— Begin —
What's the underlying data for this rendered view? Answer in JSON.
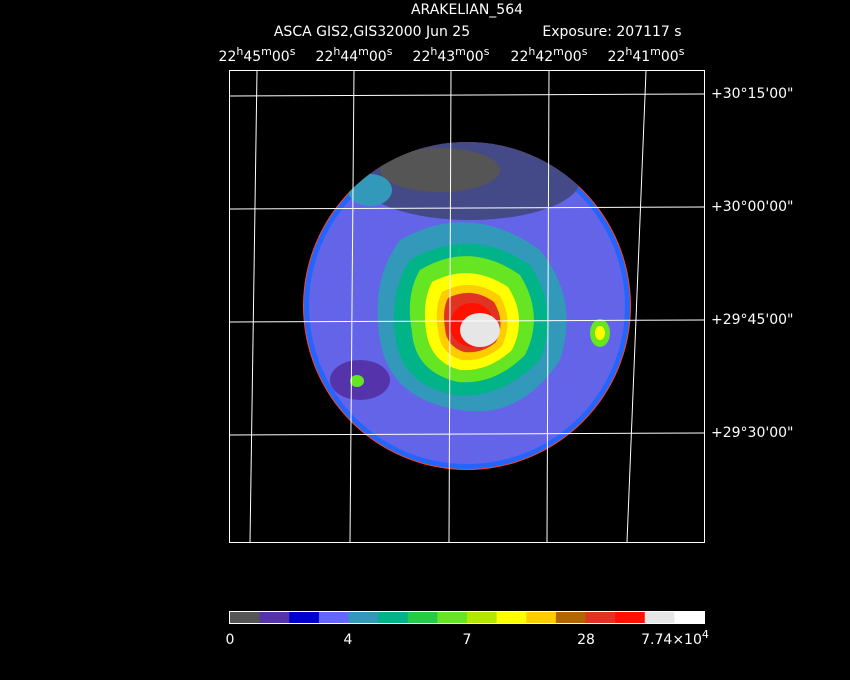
{
  "header": {
    "title": "ARAKELIAN_564",
    "instrument": "ASCA GIS2,GIS3",
    "date": "2000 Jun 25",
    "exposure": "Exposure: 207117 s"
  },
  "ra_labels": [
    [
      "22",
      "h",
      "45",
      "m",
      "00",
      "s"
    ],
    [
      "22",
      "h",
      "44",
      "m",
      "00",
      "s"
    ],
    [
      "22",
      "h",
      "43",
      "m",
      "00",
      "s"
    ],
    [
      "22",
      "h",
      "42",
      "m",
      "00",
      "s"
    ],
    [
      "22",
      "h",
      "41",
      "m",
      "00",
      "s"
    ]
  ],
  "dec_labels": [
    "+30°15'00\"",
    "+30°00'00\"",
    "+29°45'00\"",
    "+29°30'00\""
  ],
  "colorbar": {
    "colors": [
      "#555555",
      "#5533aa",
      "#0000cc",
      "#6666ff",
      "#3399bb",
      "#00b388",
      "#22cc44",
      "#66e622",
      "#b3e600",
      "#ffff00",
      "#ffcc00",
      "#b36600",
      "#e03322",
      "#ff1100",
      "#e6e6e6",
      "#ffffff"
    ],
    "labels": [
      [
        "0"
      ],
      [
        "4"
      ],
      [
        "7"
      ],
      [
        "28"
      ],
      [
        "7.74×10",
        "4"
      ]
    ]
  }
}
— End —
* [WHAT IS NEEDED] Restate each line of the records exactly; pictures do not belong in the copy.

* [SOLUTION FOR THIS TASK]
What's the underlying data for this rendered view? Answer in JSON.
{
  "header": {
    "title": "ARAKELIAN_564",
    "instrument": "ASCA GIS2,GIS3",
    "date": "2000 Jun 25",
    "exposure": "Exposure: 207117 s"
  },
  "ra_labels": [
    [
      "22",
      "h",
      "45",
      "m",
      "00",
      "s"
    ],
    [
      "22",
      "h",
      "44",
      "m",
      "00",
      "s"
    ],
    [
      "22",
      "h",
      "43",
      "m",
      "00",
      "s"
    ],
    [
      "22",
      "h",
      "42",
      "m",
      "00",
      "s"
    ],
    [
      "22",
      "h",
      "41",
      "m",
      "00",
      "s"
    ]
  ],
  "dec_labels": [
    "+30°15'00\"",
    "+30°00'00\"",
    "+29°45'00\"",
    "+29°30'00\""
  ],
  "colorbar": {
    "colors": [
      "#555555",
      "#5533aa",
      "#0000cc",
      "#6666ff",
      "#3399bb",
      "#00b388",
      "#22cc44",
      "#66e622",
      "#b3e600",
      "#ffff00",
      "#ffcc00",
      "#b36600",
      "#e03322",
      "#ff1100",
      "#e6e6e6",
      "#ffffff"
    ],
    "labels": [
      [
        "0"
      ],
      [
        "4"
      ],
      [
        "7"
      ],
      [
        "28"
      ],
      [
        "7.74×10",
        "4"
      ]
    ]
  }
}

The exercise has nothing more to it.